**Problem details:**
Filter out everything except lines holding "trillion".

(Figure contents as structured data)
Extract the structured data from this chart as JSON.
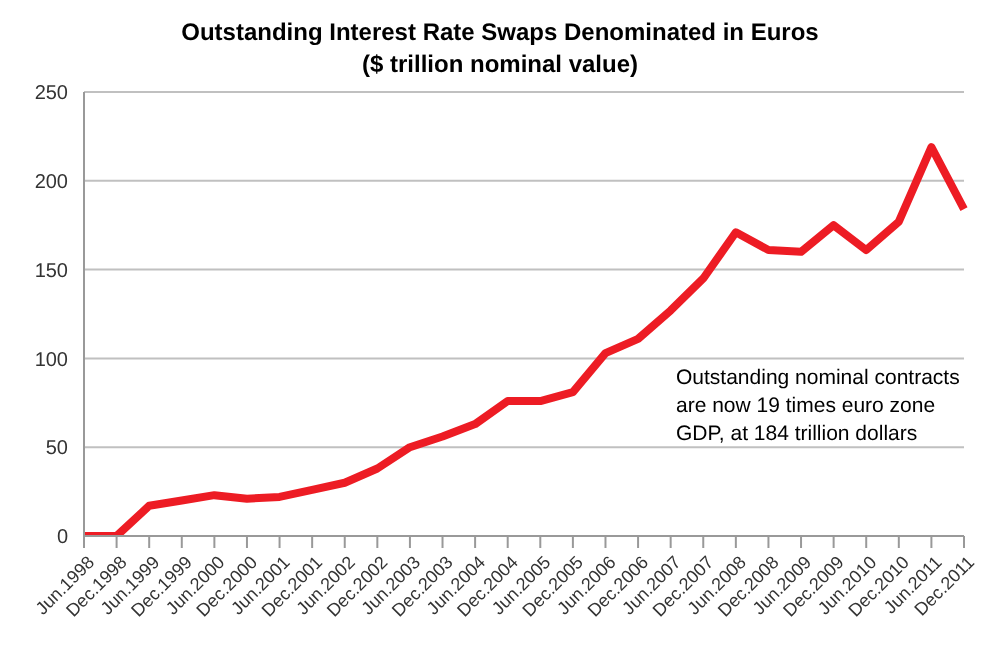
{
  "chart_data": {
    "type": "line",
    "title": "Outstanding Interest Rate Swaps Denominated in Euros",
    "subtitle": "($ trillion nominal value)",
    "categories": [
      "Jun.1998",
      "Dec.1998",
      "Jun.1999",
      "Dec.1999",
      "Jun.2000",
      "Dec.2000",
      "Jun.2001",
      "Dec.2001",
      "Jun.2002",
      "Dec.2002",
      "Jun.2003",
      "Dec.2003",
      "Jun.2004",
      "Dec.2004",
      "Jun.2005",
      "Dec.2005",
      "Jun.2006",
      "Dec.2006",
      "Jun.2007",
      "Dec.2007",
      "Jun.2008",
      "Dec.2008",
      "Jun.2009",
      "Dec.2009",
      "Jun.2010",
      "Dec.2010",
      "Jun.2011",
      "Dec.2011"
    ],
    "series": [
      {
        "color": "#ed1c24",
        "values": [
          0,
          0,
          17,
          20,
          23,
          21,
          22,
          26,
          30,
          38,
          50,
          56,
          63,
          76,
          76,
          81,
          103,
          111,
          127,
          145,
          171,
          161,
          160,
          175,
          161,
          177,
          219,
          184
        ]
      }
    ],
    "ylim": [
      0,
      250
    ],
    "yticks": [
      0,
      50,
      100,
      150,
      200,
      250
    ],
    "grid": "y",
    "legend": false,
    "marker": "none",
    "line_style": "solid",
    "annotations": [
      "Outstanding nominal contracts are now 19 times euro zone GDP, at 184 trillion dollars"
    ]
  }
}
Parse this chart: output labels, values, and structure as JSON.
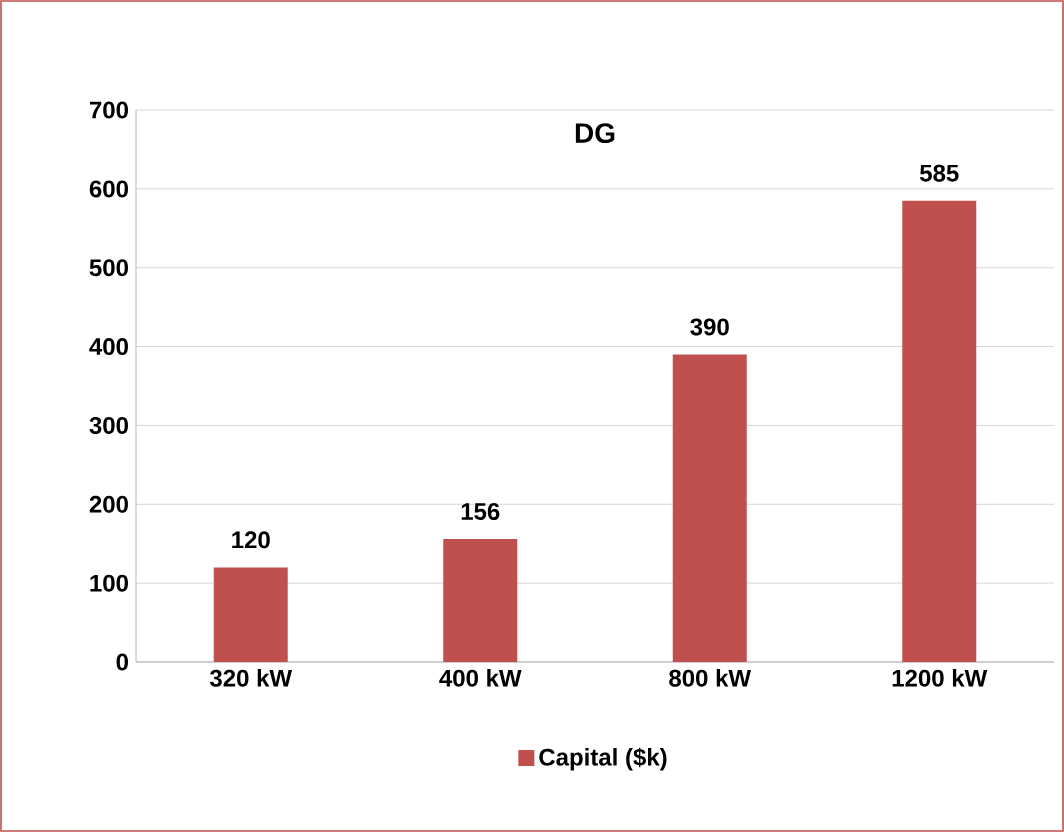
{
  "chart_data": {
    "type": "bar",
    "title": "DG",
    "categories": [
      "320 kW",
      "400 kW",
      "800 kW",
      "1200 kW"
    ],
    "series": [
      {
        "name": "Capital ($k)",
        "color": "#c0504d",
        "values": [
          120,
          156,
          390,
          585
        ]
      }
    ],
    "ylim": [
      0,
      700
    ],
    "yticks": [
      0,
      100,
      200,
      300,
      400,
      500,
      600,
      700
    ],
    "grid": "y",
    "legend": "bottom",
    "data_labels": true
  }
}
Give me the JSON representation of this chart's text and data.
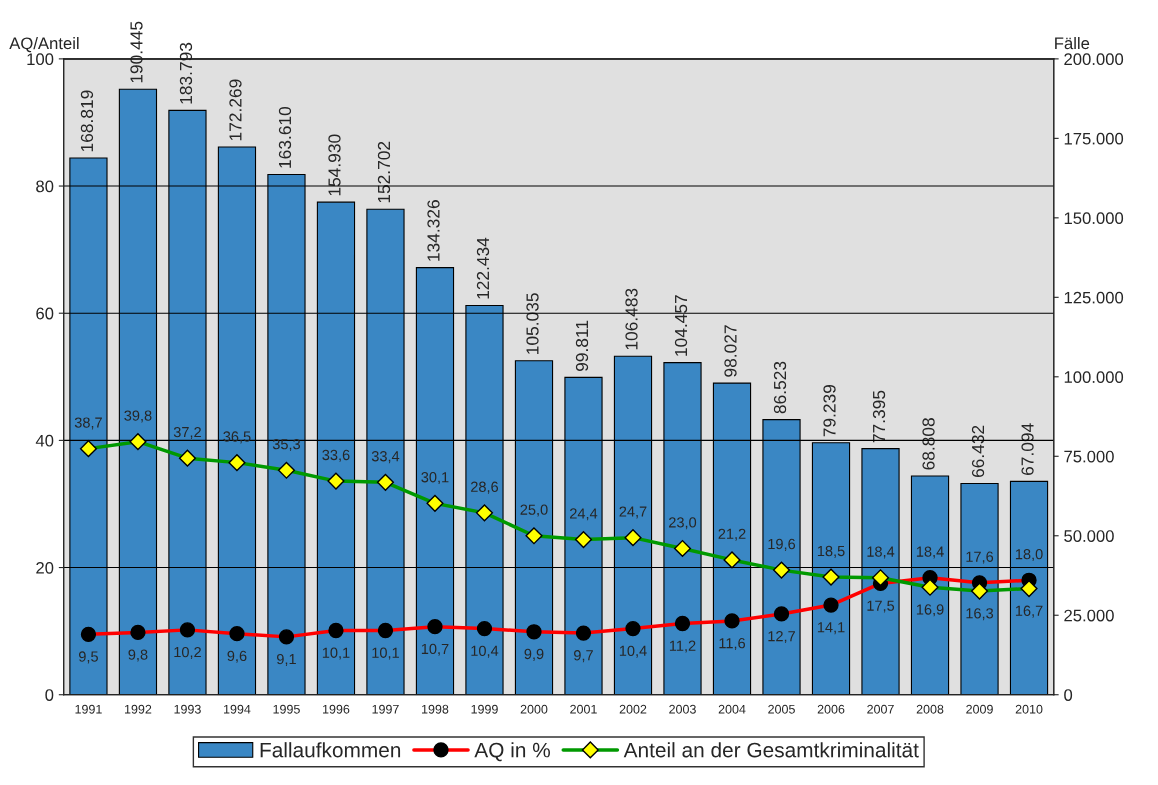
{
  "chart_data": {
    "type": "bar",
    "ylabel": "AQ/Anteil",
    "y2label": "Fälle",
    "categories": [
      "1991",
      "1992",
      "1993",
      "1994",
      "1995",
      "1996",
      "1997",
      "1998",
      "1999",
      "2000",
      "2001",
      "2002",
      "2003",
      "2004",
      "2005",
      "2006",
      "2007",
      "2008",
      "2009",
      "2010"
    ],
    "series": [
      {
        "name": "Fallaufkommen",
        "axis": "y2",
        "color": "#3a87c4",
        "values": [
          168819,
          190445,
          183793,
          172269,
          163610,
          154930,
          152702,
          134326,
          122434,
          105035,
          99811,
          106483,
          104457,
          98027,
          86523,
          79239,
          77395,
          68808,
          66432,
          67094
        ],
        "value_labels": [
          "168.819",
          "190.445",
          "183.793",
          "172.269",
          "163.610",
          "154.930",
          "152.702",
          "134.326",
          "122.434",
          "105.035",
          "99.811",
          "106.483",
          "104.457",
          "98.027",
          "86.523",
          "79.239",
          "77.395",
          "68.808",
          "66.432",
          "67.094"
        ]
      },
      {
        "name": "AQ in %",
        "type": "line",
        "color": "#ff0000",
        "marker": "circle",
        "values": [
          9.5,
          9.8,
          10.2,
          9.6,
          9.1,
          10.1,
          10.1,
          10.7,
          10.4,
          9.9,
          9.7,
          10.4,
          11.2,
          11.6,
          12.7,
          14.1,
          17.5,
          18.4,
          17.6,
          18.0
        ],
        "value_labels": [
          "9,5",
          "9,8",
          "10,2",
          "9,6",
          "9,1",
          "10,1",
          "10,1",
          "10,7",
          "10,4",
          "9,9",
          "9,7",
          "10,4",
          "11,2",
          "11,6",
          "12,7",
          "14,1",
          "17,5",
          "18,4",
          "17,6",
          "18,0"
        ]
      },
      {
        "name": "Anteil an der Gesamtkriminalität",
        "type": "line",
        "color": "#009900",
        "marker": "diamond",
        "values": [
          38.7,
          39.8,
          37.2,
          36.5,
          35.3,
          33.6,
          33.4,
          30.1,
          28.6,
          25.0,
          24.4,
          24.7,
          23.0,
          21.2,
          19.6,
          18.5,
          18.4,
          16.9,
          16.3,
          16.7
        ],
        "value_labels": [
          "38,7",
          "39,8",
          "37,2",
          "36,5",
          "35,3",
          "33,6",
          "33,4",
          "30,1",
          "28,6",
          "25,0",
          "24,4",
          "24,7",
          "23,0",
          "21,2",
          "19,6",
          "18,5",
          "18,4",
          "16,9",
          "16,3",
          "16,7"
        ]
      }
    ],
    "ylim": [
      0,
      100
    ],
    "yticks": [
      0,
      20,
      40,
      60,
      80,
      100
    ],
    "y2lim": [
      0,
      200000
    ],
    "y2ticks": [
      0,
      {
        "value": 25000,
        "label": "25.000"
      },
      {
        "value": 50000,
        "label": "50.000"
      },
      {
        "value": 75000,
        "label": "75.000"
      },
      {
        "value": 100000,
        "label": "100.000"
      },
      {
        "value": 125000,
        "label": "125.000"
      },
      {
        "value": 150000,
        "label": "150.000"
      },
      {
        "value": 175000,
        "label": "175.000"
      },
      {
        "value": 200000,
        "label": "200.000"
      }
    ],
    "grid": "y",
    "legend": "bottom"
  }
}
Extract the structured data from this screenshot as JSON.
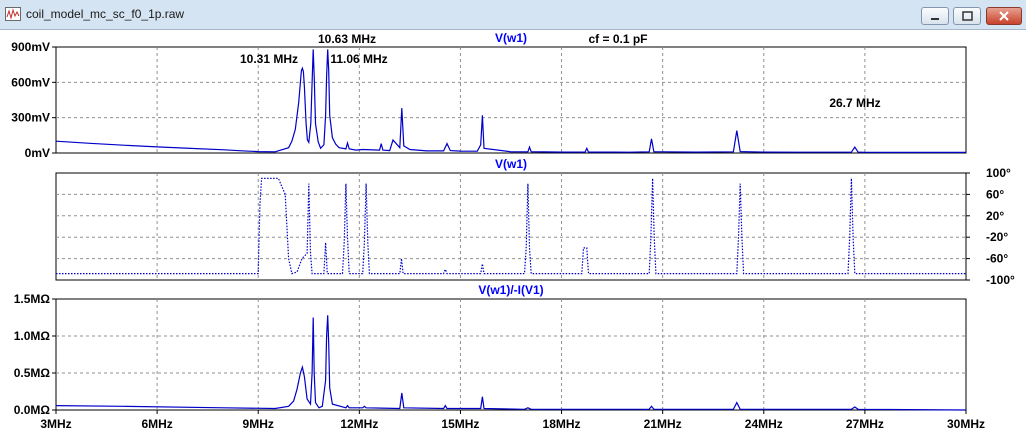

**Answer to this problem:**
    "subtitle": "($ trillion nominal value)",
      "Outstanding nominal contracts are now 19 times euro zone GDP, at 184 trillion dollars"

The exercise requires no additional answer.